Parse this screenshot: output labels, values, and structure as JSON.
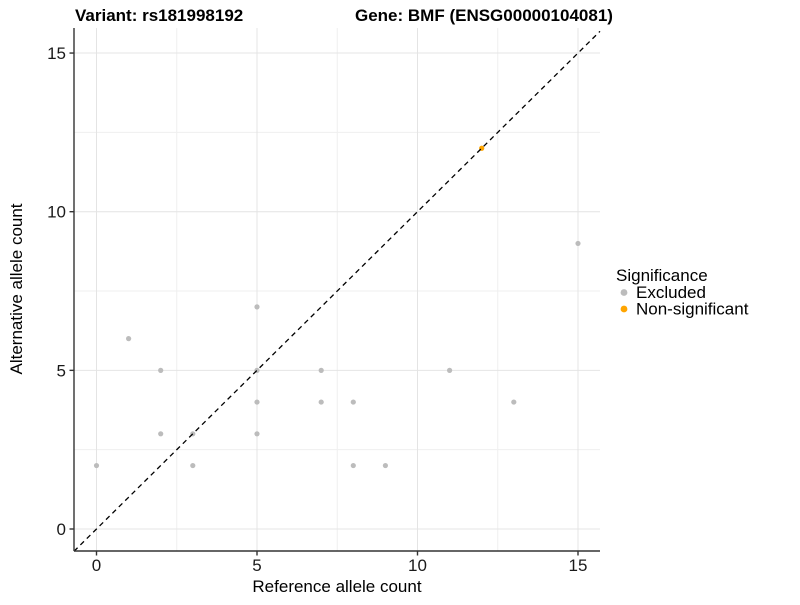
{
  "header": {
    "variant_title": "Variant: rs181998192",
    "gene_title": "Gene: BMF (ENSG00000104081)"
  },
  "legend": {
    "title": "Significance",
    "items": [
      {
        "label": "Excluded",
        "color": "#bcbcbc"
      },
      {
        "label": "Non-significant",
        "color": "#ffa500"
      }
    ]
  },
  "chart_data": {
    "type": "scatter",
    "title": "Variant: rs181998192   Gene: BMF (ENSG00000104081)",
    "xlabel": "Reference allele count",
    "ylabel": "Alternative allele count",
    "xlim": [
      0,
      15
    ],
    "ylim": [
      0,
      15
    ],
    "x_major_ticks": [
      0,
      5,
      10,
      15
    ],
    "x_minor_ticks": [
      2.5,
      7.5,
      12.5
    ],
    "y_major_ticks": [
      0,
      5,
      10,
      15
    ],
    "y_minor_ticks": [
      2.5,
      7.5,
      12.5
    ],
    "grid": true,
    "legend_position": "right",
    "reference_line": {
      "type": "identity",
      "slope": 1,
      "intercept": 0,
      "style": "dashed",
      "color": "#000000"
    },
    "series": [
      {
        "name": "Excluded",
        "color": "#bcbcbc",
        "points": [
          [
            0,
            2
          ],
          [
            1,
            6
          ],
          [
            2,
            3
          ],
          [
            2,
            5
          ],
          [
            3,
            2
          ],
          [
            3,
            3
          ],
          [
            5,
            3
          ],
          [
            5,
            4
          ],
          [
            5,
            5
          ],
          [
            5,
            7
          ],
          [
            7,
            4
          ],
          [
            7,
            5
          ],
          [
            8,
            2
          ],
          [
            8,
            4
          ],
          [
            9,
            2
          ],
          [
            11,
            5
          ],
          [
            13,
            4
          ],
          [
            15,
            9
          ]
        ]
      },
      {
        "name": "Non-significant",
        "color": "#ffa500",
        "points": [
          [
            12,
            12
          ]
        ]
      }
    ]
  },
  "colors": {
    "background": "#ffffff",
    "grid_major": "#e4e4e4",
    "grid_minor": "#efefef",
    "axis_line": "#333333",
    "point_excluded": "#bcbcbc",
    "point_non_significant": "#ffa500"
  }
}
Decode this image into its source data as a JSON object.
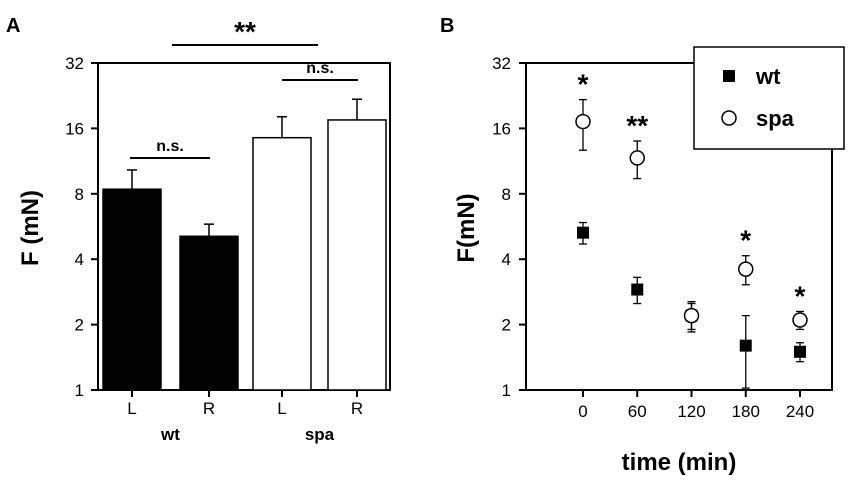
{
  "chart_data": [
    {
      "panel": "A",
      "type": "bar",
      "ylabel": "F (mN)",
      "y_scale": "log2",
      "ylim": [
        1,
        32
      ],
      "yticks": [
        "1",
        "2",
        "4",
        "8",
        "16",
        "32"
      ],
      "categories": [
        "L",
        "R",
        "L",
        "R"
      ],
      "groups": [
        {
          "label": "wt",
          "members": [
            0,
            1
          ]
        },
        {
          "label": "spa",
          "members": [
            2,
            3
          ]
        }
      ],
      "values": [
        8.4,
        5.1,
        14.5,
        17.5
      ],
      "errors": [
        1.9,
        0.7,
        3.6,
        4.3
      ],
      "fills": [
        "#000000",
        "#000000",
        "#ffffff",
        "#ffffff"
      ],
      "annotations": [
        {
          "text": "n.s.",
          "between": [
            0,
            1
          ]
        },
        {
          "text": "n.s.",
          "between": [
            2,
            3
          ]
        },
        {
          "text": "**",
          "between": [
            0.5,
            2.5
          ]
        }
      ]
    },
    {
      "panel": "B",
      "type": "scatter",
      "xlabel": "time (min)",
      "ylabel": "F(mN)",
      "y_scale": "log2",
      "ylim": [
        1,
        32
      ],
      "yticks": [
        "1",
        "2",
        "4",
        "8",
        "16",
        "32"
      ],
      "xticks": [
        0,
        60,
        120,
        180,
        240
      ],
      "series": [
        {
          "name": "wt",
          "marker": "filled-square",
          "x": [
            0,
            60,
            120,
            180,
            240
          ],
          "y": [
            5.3,
            2.9,
            2.2,
            1.6,
            1.5
          ],
          "err": [
            0.6,
            0.4,
            0.35,
            0.6,
            0.15
          ]
        },
        {
          "name": "spa",
          "marker": "open-circle",
          "x": [
            0,
            60,
            120,
            180,
            240
          ],
          "y": [
            17.2,
            11.7,
            2.2,
            3.6,
            2.1
          ],
          "err": [
            4.5,
            2.3,
            0.3,
            0.55,
            0.2
          ]
        }
      ],
      "significance": [
        {
          "x": 0,
          "text": "*"
        },
        {
          "x": 60,
          "text": "**"
        },
        {
          "x": 180,
          "text": "*"
        },
        {
          "x": 240,
          "text": "*"
        }
      ],
      "legend_position": "top-right"
    }
  ]
}
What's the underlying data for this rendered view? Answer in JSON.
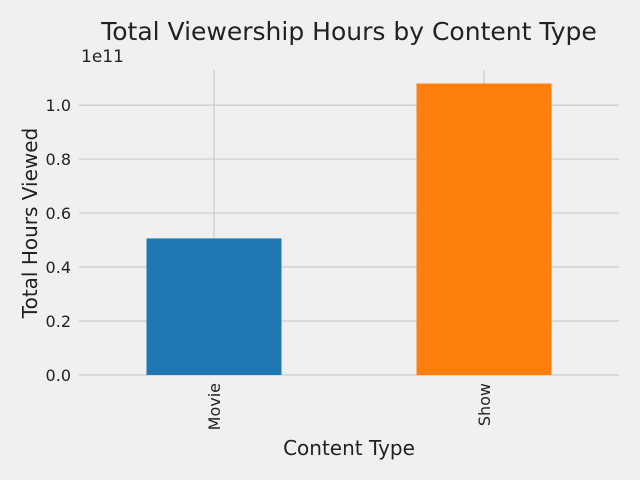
{
  "chart_data": {
    "type": "bar",
    "title": "Total Viewership Hours by Content Type",
    "xlabel": "Content Type",
    "ylabel": "Total Hours Viewed",
    "offset_label": "1e11",
    "categories": [
      "Movie",
      "Show"
    ],
    "values": [
      50600000000,
      108000000000
    ],
    "colors": [
      "#1f77b4",
      "#ff7f0e"
    ],
    "ylim": [
      0,
      113000000000
    ],
    "yticks": [
      0,
      20000000000,
      40000000000,
      60000000000,
      80000000000,
      100000000000
    ],
    "ytick_labels": [
      "0.0",
      "0.2",
      "0.4",
      "0.6",
      "0.8",
      "1.0"
    ],
    "grid": true,
    "background": "#f0f0f0",
    "grid_color": "#cbcbcb"
  }
}
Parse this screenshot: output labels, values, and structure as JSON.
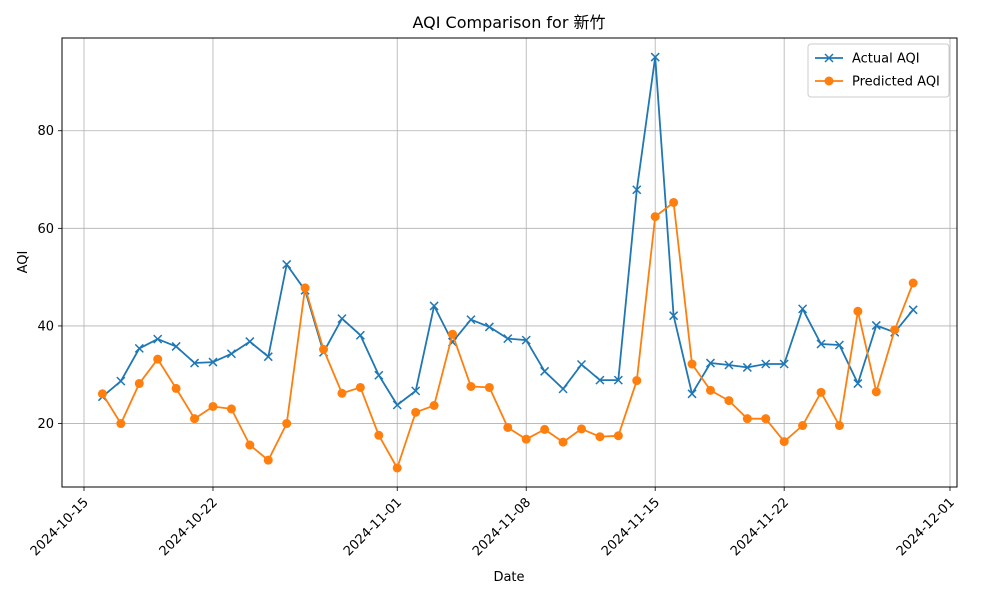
{
  "chart_data": {
    "type": "line",
    "title": "AQI Comparison for 新竹",
    "xlabel": "Date",
    "ylabel": "AQI",
    "x_ticks": [
      "2024-10-15",
      "2024-10-22",
      "2024-11-01",
      "2024-11-08",
      "2024-11-15",
      "2024-11-22",
      "2024-12-01"
    ],
    "y_ticks": [
      "20",
      "40",
      "60",
      "80"
    ],
    "ylim": [
      7,
      99
    ],
    "grid": true,
    "legend_position": "top-right",
    "x": [
      "2024-10-16",
      "2024-10-17",
      "2024-10-18",
      "2024-10-19",
      "2024-10-20",
      "2024-10-21",
      "2024-10-22",
      "2024-10-23",
      "2024-10-24",
      "2024-10-25",
      "2024-10-26",
      "2024-10-27",
      "2024-10-28",
      "2024-10-29",
      "2024-10-30",
      "2024-10-31",
      "2024-11-01",
      "2024-11-02",
      "2024-11-03",
      "2024-11-04",
      "2024-11-05",
      "2024-11-06",
      "2024-11-07",
      "2024-11-08",
      "2024-11-09",
      "2024-11-10",
      "2024-11-11",
      "2024-11-12",
      "2024-11-13",
      "2024-11-14",
      "2024-11-15",
      "2024-11-16",
      "2024-11-17",
      "2024-11-18",
      "2024-11-19",
      "2024-11-20",
      "2024-11-21",
      "2024-11-22",
      "2024-11-23",
      "2024-11-24",
      "2024-11-25",
      "2024-11-26",
      "2024-11-27",
      "2024-11-28",
      "2024-11-29"
    ],
    "series": [
      {
        "name": "Actual AQI",
        "color": "#1f77b4",
        "marker": "x",
        "values": [
          25.5,
          28.7,
          35.4,
          37.3,
          35.8,
          32.4,
          32.6,
          34.3,
          36.8,
          33.7,
          52.6,
          47.3,
          34.6,
          41.5,
          38.1,
          29.9,
          23.8,
          26.7,
          44.1,
          36.7,
          41.3,
          39.8,
          37.4,
          37.1,
          30.7,
          27.1,
          32.1,
          28.9,
          28.9,
          67.9,
          95.1,
          42.1,
          26.1,
          32.4,
          32.0,
          31.5,
          32.2,
          32.2,
          43.5,
          36.3,
          36.1,
          28.2,
          40.1,
          38.7,
          43.3
        ]
      },
      {
        "name": "Predicted AQI",
        "color": "#ff7f0e",
        "marker": "o",
        "values": [
          26.1,
          20.0,
          28.2,
          33.2,
          27.2,
          21.0,
          23.5,
          23.0,
          15.6,
          12.5,
          20.0,
          47.8,
          35.2,
          26.2,
          27.4,
          17.6,
          10.9,
          22.3,
          23.7,
          38.3,
          27.6,
          27.4,
          19.2,
          16.8,
          18.8,
          16.2,
          18.9,
          17.3,
          17.5,
          28.8,
          62.4,
          65.3,
          32.2,
          26.8,
          24.7,
          21.0,
          21.0,
          16.3,
          19.6,
          26.4,
          19.6,
          43.0,
          26.5,
          39.2,
          48.8
        ]
      }
    ]
  }
}
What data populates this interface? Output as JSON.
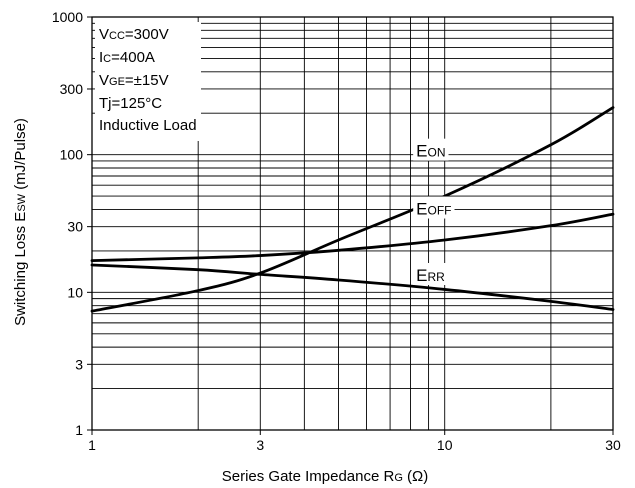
{
  "chart_data": {
    "type": "line",
    "xlabel": {
      "main": "Series Gate Impedance R",
      "sub": "G",
      "unit": " (Ω)"
    },
    "ylabel": {
      "pre": "Switching Loss E",
      "sub": "SW",
      "post": " (mJ/Pulse)"
    },
    "x_scale": "log",
    "y_scale": "log",
    "xlim": [
      1,
      30
    ],
    "ylim": [
      1,
      1000
    ],
    "x_ticks": [
      1,
      3,
      10,
      30
    ],
    "x_tick_labels": [
      "1",
      "3",
      "10",
      "30"
    ],
    "y_ticks": [
      1,
      3,
      10,
      30,
      100,
      300,
      1000
    ],
    "y_tick_labels": [
      "1",
      "3",
      "10",
      "30",
      "100",
      "300",
      "1000"
    ],
    "grid": true,
    "conditions": [
      {
        "pre": "V",
        "sub": "CC",
        "post": "=300V"
      },
      {
        "pre": "I",
        "sub": "C",
        "post": "=400A"
      },
      {
        "pre": "V",
        "sub": "GE",
        "post": "=±15V"
      },
      {
        "pre": "Tj=125°C",
        "sub": "",
        "post": ""
      },
      {
        "pre": "Inductive Load",
        "sub": "",
        "post": ""
      }
    ],
    "series": [
      {
        "name": "E",
        "name_sub": "ON",
        "label_at": [
          8.3,
          100
        ],
        "x": [
          1,
          2,
          3,
          5,
          10,
          20,
          30
        ],
        "y": [
          7.3,
          10.3,
          13.8,
          24,
          50,
          118,
          220
        ]
      },
      {
        "name": "E",
        "name_sub": "OFF",
        "label_at": [
          8.3,
          38
        ],
        "x": [
          1,
          2,
          3,
          5,
          10,
          20,
          30
        ],
        "y": [
          17,
          17.8,
          18.5,
          20.2,
          24,
          30.5,
          37
        ]
      },
      {
        "name": "E",
        "name_sub": "RR",
        "label_at": [
          8.3,
          12.5
        ],
        "x": [
          1,
          2,
          3,
          5,
          10,
          20,
          30
        ],
        "y": [
          15.8,
          14.6,
          13.5,
          12.3,
          10.5,
          8.6,
          7.5
        ]
      }
    ]
  }
}
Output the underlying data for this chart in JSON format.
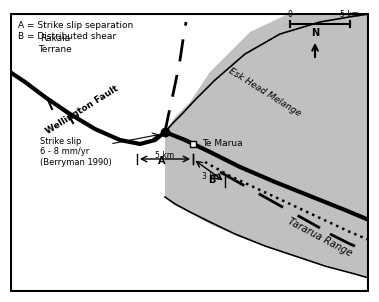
{
  "background_color": "#ffffff",
  "gray_color": "#c0c0c0",
  "legend_text": [
    "A = Strike slip separation",
    "B = Distributed shear"
  ],
  "labels": {
    "tararua": "Tararua Range",
    "te_marua": "Te Marua",
    "wellington": "Wellington Fault",
    "rakaia": "Rakaia\nTerrane",
    "esk": "Esk Head Melange",
    "strike_slip": "Strike slip\n6 - 8 mm/yr\n(Berryman 1990)"
  },
  "scale_label": "5 km",
  "scale_zero": "0"
}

#### Instructions for the task
Show each line in the entries that holds the string "bcbcbc".

#### Exercise response
        "color": "#bcbcbc"
        "color": "#bcbcbc",
    "point_excluded": "#bcbcbc",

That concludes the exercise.